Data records
□ □ □ □

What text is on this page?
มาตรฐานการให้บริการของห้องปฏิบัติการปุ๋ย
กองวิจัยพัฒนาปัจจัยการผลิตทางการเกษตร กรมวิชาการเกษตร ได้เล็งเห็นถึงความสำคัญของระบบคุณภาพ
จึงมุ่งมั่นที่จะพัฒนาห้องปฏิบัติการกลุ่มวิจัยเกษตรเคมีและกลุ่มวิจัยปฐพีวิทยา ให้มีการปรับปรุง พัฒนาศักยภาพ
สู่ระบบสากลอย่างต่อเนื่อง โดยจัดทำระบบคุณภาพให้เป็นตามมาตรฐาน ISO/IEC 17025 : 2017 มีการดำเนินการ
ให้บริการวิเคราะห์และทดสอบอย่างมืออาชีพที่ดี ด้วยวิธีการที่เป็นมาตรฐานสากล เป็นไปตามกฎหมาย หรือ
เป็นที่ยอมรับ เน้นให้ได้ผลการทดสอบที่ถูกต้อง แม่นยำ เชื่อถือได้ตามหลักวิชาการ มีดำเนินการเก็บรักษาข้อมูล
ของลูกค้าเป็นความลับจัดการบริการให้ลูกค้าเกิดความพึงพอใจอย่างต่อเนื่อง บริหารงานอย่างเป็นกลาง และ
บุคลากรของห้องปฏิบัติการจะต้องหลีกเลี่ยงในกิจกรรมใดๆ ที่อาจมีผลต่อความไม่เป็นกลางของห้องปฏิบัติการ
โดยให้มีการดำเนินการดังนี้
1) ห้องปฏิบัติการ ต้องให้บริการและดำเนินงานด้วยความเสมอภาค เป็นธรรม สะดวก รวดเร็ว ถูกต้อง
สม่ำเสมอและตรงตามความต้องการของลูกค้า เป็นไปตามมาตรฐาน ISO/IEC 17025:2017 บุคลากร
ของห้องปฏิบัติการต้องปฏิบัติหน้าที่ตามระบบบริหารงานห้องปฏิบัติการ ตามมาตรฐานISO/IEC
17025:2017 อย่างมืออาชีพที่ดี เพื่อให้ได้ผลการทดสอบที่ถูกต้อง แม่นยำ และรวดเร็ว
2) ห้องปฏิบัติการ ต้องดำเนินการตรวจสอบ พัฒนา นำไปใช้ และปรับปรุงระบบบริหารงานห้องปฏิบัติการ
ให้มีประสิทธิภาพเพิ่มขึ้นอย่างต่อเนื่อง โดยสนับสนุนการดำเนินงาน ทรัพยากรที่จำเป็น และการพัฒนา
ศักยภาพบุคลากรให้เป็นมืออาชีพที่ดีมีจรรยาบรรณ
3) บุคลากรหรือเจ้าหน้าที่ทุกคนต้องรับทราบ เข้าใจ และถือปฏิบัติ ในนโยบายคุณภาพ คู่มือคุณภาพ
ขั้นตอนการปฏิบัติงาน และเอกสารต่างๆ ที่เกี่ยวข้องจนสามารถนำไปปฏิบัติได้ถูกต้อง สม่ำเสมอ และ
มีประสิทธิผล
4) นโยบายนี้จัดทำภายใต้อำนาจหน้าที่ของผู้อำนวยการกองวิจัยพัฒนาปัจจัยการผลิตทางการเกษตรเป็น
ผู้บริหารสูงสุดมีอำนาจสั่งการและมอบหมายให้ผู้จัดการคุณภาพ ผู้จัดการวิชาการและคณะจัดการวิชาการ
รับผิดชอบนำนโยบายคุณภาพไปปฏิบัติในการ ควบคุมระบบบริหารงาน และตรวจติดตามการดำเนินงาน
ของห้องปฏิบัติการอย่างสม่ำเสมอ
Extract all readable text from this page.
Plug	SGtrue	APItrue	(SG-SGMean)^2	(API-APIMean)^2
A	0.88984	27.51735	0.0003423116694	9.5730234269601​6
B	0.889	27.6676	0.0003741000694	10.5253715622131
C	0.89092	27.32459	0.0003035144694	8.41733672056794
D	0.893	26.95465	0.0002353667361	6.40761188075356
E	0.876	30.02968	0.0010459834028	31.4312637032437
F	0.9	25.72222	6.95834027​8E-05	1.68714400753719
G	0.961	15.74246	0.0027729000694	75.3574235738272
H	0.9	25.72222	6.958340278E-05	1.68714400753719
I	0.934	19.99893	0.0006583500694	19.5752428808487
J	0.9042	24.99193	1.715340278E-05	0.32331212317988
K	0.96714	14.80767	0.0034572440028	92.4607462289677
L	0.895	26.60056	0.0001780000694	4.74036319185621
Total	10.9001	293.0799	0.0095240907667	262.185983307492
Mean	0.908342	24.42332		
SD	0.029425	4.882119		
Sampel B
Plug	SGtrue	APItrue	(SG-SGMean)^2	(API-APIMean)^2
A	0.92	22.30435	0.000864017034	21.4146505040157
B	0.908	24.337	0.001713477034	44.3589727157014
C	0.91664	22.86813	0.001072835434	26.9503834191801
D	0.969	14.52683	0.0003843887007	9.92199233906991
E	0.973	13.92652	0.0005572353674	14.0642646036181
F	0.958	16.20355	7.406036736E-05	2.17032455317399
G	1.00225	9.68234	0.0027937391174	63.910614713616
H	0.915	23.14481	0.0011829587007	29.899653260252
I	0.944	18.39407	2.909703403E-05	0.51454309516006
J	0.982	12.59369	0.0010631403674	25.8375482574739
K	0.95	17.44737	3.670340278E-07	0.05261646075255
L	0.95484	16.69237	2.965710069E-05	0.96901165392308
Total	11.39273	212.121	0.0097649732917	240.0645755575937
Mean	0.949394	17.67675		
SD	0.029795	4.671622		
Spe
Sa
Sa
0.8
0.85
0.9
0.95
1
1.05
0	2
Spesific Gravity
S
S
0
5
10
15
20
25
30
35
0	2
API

□ □ □ □

WHAT IS EXPECTED: Using the material above, reproduce exactly the line that contains "Extract all readable text from this page." and all lines after it through the last one, and only those.

EXERCISE OUTPUT:
Extract all readable text from this page.
Plug	SGtrue	APItrue	(SG-SGMean)^2	(API-APIMean)^2
A	0.88984	27.51735	0.0003423116694	9.5730234269601​6
B	0.889	27.6676	0.0003741000694	10.5253715622131
C	0.89092	27.32459	0.0003035144694	8.41733672056794
D	0.893	26.95465	0.0002353667361	6.40761188075356
E	0.876	30.02968	0.0010459834028	31.4312637032437
F	0.9	25.72222	6.95834027​8E-05	1.68714400753719
G	0.961	15.74246	0.0027729000694	75.3574235738272
H	0.9	25.72222	6.958340278E-05	1.68714400753719
I	0.934	19.99893	0.0006583500694	19.5752428808487
J	0.9042	24.99193	1.715340278E-05	0.32331212317988
K	0.96714	14.80767	0.0034572440028	92.4607462289677
L	0.895	26.60056	0.0001780000694	4.74036319185621
Total	10.9001	293.0799	0.0095240907667	262.185983307492
Mean	0.908342	24.42332		
SD	0.029425	4.882119		
Sampel B
Plug	SGtrue	APItrue	(SG-SGMean)^2	(API-APIMean)^2
A	0.92	22.30435	0.000864017034	21.4146505040157
B	0.908	24.337	0.001713477034	44.3589727157014
C	0.91664	22.86813	0.001072835434	26.9503834191801
D	0.969	14.52683	0.0003843887007	9.92199233906991
E	0.973	13.92652	0.0005572353674	14.0642646036181
F	0.958	16.20355	7.406036736E-05	2.17032455317399
G	1.00225	9.68234	0.0027937391174	63.910614713616
H	0.915	23.14481	0.0011829587007	29.899653260252
I	0.944	18.39407	2.909703403E-05	0.51454309516006
J	0.982	12.59369	0.0010631403674	25.8375482574739
K	0.95	17.44737	3.670340278E-07	0.05261646075255
L	0.95484	16.69237	2.965710069E-05	0.96901165392308
Total	11.39273	212.121	0.0097649732917	240.0645755575937
Mean	0.949394	17.67675		
SD	0.029795	4.671622		
Spe
Sa
Sa
0.8
0.85
0.9
0.95
1
1.05
0	2
Spesific Gravity
S
S
0
5
10
15
20
25
30
35
0	2
API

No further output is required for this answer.